Collect from the data below each line with "Paint".

— START —

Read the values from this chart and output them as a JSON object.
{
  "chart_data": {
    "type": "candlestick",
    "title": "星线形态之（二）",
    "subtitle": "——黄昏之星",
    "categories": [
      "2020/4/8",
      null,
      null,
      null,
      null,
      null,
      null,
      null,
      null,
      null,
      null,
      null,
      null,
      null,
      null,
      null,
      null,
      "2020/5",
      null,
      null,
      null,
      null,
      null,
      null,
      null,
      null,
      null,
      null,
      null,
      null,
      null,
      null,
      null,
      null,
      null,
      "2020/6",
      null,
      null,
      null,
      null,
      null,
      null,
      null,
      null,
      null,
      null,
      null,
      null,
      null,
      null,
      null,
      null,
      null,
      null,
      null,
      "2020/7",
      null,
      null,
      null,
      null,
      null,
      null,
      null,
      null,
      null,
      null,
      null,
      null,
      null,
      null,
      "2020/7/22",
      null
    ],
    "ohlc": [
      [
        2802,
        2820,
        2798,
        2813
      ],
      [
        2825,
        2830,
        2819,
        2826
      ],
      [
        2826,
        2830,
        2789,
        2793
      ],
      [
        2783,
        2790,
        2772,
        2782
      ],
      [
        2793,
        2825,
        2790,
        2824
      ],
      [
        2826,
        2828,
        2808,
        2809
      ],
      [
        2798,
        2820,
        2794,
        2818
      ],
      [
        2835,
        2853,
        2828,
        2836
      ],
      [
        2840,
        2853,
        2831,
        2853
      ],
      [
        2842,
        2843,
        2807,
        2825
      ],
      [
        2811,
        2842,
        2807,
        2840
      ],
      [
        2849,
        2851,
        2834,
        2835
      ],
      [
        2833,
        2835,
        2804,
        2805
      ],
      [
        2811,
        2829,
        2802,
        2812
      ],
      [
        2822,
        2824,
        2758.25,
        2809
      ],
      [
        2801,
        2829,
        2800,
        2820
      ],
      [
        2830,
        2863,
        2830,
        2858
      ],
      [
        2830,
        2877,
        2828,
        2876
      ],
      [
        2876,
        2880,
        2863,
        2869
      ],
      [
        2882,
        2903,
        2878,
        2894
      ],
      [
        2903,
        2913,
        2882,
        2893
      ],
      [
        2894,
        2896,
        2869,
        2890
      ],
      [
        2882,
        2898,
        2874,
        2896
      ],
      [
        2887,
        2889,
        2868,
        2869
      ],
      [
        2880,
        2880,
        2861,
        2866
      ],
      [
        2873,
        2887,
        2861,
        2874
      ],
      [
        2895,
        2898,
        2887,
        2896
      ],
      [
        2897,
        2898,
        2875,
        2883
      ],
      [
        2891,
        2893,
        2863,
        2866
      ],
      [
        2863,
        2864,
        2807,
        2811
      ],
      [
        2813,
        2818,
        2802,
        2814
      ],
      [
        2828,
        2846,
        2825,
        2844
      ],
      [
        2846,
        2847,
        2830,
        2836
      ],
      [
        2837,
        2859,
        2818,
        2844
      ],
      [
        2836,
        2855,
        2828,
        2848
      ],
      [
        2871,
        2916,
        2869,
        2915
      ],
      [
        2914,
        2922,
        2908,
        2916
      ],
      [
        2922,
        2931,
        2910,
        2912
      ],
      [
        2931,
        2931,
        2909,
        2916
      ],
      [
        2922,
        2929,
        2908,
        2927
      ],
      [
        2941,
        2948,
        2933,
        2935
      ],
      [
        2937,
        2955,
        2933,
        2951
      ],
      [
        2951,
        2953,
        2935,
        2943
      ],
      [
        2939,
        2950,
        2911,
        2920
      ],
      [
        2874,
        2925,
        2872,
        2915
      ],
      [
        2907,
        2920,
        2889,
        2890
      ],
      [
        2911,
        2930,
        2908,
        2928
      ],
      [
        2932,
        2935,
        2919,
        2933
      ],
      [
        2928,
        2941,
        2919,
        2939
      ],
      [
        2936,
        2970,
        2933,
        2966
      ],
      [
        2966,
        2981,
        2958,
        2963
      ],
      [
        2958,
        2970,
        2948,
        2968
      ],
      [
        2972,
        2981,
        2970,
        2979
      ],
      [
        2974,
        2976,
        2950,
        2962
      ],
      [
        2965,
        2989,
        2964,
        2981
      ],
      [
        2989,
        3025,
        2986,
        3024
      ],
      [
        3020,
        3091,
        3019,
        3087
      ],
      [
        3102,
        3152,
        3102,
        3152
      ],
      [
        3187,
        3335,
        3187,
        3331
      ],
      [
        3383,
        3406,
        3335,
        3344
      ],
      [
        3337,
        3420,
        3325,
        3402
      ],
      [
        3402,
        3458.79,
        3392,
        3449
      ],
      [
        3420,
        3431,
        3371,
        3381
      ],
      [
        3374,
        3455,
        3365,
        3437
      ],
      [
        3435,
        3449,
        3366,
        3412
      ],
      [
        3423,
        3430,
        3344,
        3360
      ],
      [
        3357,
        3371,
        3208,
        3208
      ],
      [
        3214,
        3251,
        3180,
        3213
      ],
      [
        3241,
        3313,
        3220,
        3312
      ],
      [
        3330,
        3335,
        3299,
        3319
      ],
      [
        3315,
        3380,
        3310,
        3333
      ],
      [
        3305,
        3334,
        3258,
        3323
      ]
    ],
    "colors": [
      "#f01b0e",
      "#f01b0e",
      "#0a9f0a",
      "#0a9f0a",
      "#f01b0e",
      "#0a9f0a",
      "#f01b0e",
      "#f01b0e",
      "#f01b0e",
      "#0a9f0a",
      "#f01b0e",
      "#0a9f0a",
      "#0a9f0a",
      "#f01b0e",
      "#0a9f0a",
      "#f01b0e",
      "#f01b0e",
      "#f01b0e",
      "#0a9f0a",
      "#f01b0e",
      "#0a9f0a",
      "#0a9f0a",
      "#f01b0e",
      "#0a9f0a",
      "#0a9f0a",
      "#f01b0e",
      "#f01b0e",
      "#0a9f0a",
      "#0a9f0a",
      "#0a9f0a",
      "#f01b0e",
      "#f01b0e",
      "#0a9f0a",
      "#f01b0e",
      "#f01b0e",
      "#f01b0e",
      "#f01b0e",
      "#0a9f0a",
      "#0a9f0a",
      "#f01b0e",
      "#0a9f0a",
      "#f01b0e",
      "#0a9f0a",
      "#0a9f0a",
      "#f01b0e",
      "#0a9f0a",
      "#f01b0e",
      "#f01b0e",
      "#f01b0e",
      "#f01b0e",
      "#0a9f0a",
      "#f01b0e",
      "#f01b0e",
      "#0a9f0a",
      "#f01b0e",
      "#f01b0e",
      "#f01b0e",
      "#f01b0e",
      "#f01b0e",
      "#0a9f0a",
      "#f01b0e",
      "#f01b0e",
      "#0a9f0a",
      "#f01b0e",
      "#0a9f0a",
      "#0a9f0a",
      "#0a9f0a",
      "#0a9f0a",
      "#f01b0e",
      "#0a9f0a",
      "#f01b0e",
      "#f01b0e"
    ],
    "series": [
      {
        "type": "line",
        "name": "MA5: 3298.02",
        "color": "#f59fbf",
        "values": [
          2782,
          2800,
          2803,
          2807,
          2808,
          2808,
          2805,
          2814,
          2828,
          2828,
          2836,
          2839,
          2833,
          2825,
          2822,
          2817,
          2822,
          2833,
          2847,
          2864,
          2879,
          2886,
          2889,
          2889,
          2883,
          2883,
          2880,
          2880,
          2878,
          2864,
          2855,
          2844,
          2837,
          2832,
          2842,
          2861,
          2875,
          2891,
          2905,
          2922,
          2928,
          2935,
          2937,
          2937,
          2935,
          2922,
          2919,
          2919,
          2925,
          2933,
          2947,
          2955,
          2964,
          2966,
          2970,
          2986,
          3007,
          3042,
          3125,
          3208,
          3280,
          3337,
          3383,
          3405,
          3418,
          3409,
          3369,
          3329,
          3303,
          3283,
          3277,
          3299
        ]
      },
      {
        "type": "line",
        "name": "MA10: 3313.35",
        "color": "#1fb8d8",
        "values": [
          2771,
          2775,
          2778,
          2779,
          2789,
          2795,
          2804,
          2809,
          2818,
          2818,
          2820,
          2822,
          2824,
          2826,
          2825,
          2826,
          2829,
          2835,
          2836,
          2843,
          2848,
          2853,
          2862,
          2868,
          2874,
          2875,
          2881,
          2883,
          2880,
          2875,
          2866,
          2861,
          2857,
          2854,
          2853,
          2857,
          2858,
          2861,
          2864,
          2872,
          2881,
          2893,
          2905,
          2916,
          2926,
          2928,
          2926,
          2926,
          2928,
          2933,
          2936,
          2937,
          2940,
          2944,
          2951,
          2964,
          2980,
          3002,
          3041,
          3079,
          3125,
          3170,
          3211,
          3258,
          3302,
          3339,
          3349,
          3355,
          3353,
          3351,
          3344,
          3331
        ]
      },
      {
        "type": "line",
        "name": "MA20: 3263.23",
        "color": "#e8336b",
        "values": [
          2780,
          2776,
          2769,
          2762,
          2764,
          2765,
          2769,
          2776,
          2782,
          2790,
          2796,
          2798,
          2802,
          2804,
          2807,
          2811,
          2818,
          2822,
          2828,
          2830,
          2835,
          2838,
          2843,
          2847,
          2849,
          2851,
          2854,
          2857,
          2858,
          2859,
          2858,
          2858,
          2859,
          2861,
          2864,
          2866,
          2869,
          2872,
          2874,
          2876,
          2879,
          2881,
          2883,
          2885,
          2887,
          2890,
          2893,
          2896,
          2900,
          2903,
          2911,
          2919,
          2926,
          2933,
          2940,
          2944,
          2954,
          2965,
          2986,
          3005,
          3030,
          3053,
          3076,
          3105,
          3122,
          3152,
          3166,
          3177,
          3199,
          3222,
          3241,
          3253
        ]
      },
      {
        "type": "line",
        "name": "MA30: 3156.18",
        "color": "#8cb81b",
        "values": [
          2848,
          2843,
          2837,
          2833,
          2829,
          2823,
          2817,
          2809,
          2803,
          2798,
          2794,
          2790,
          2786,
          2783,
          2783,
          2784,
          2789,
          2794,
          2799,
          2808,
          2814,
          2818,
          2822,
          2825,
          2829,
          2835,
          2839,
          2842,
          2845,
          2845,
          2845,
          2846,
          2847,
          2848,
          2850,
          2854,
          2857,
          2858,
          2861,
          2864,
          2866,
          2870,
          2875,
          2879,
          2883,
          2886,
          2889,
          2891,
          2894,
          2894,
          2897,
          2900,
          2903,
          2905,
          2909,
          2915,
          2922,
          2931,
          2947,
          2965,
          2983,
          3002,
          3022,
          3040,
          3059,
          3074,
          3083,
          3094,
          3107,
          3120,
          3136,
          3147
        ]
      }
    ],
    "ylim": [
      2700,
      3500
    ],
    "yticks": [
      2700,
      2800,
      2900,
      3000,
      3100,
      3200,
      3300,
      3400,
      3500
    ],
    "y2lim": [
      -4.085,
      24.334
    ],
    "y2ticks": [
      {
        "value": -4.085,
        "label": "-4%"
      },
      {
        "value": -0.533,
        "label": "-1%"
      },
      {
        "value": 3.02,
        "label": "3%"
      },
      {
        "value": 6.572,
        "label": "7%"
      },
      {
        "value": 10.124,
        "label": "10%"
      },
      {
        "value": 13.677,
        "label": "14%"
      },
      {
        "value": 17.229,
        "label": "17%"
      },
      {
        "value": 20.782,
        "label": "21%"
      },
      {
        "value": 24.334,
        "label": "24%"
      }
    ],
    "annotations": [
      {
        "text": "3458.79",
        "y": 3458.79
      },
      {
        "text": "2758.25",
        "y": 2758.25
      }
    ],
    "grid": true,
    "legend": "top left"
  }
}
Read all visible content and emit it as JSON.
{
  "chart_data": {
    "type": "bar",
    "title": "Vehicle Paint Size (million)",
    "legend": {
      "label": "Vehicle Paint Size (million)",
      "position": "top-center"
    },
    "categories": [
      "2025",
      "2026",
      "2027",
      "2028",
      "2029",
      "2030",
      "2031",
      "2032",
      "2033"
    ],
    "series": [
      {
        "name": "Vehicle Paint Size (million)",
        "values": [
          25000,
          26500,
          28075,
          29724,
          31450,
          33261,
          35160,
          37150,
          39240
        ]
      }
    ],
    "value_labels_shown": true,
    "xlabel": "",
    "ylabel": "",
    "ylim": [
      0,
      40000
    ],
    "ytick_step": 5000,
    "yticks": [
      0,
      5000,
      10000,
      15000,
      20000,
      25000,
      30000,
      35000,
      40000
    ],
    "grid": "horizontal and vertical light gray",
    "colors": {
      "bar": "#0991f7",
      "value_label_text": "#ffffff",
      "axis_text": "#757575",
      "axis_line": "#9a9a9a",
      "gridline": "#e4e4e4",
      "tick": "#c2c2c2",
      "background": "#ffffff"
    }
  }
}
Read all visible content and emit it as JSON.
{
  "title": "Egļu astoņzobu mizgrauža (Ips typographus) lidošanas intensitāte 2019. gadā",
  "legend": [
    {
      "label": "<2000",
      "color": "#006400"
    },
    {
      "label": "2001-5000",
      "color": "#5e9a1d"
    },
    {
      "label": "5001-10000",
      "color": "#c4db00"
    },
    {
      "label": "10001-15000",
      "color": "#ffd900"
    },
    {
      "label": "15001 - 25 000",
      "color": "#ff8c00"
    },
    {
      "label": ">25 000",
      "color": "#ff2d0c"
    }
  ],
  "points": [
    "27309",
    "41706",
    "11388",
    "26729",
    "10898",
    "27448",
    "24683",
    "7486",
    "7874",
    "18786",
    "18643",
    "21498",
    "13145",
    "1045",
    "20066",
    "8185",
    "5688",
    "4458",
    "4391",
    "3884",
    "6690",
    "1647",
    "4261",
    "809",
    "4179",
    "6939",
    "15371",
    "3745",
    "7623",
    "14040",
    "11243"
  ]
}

— END —

**Task solution**
    "title": "Vehicle Paint Size (million)",
      "label": "Vehicle Paint Size (million)",
        "name": "Vehicle Paint Size (million)",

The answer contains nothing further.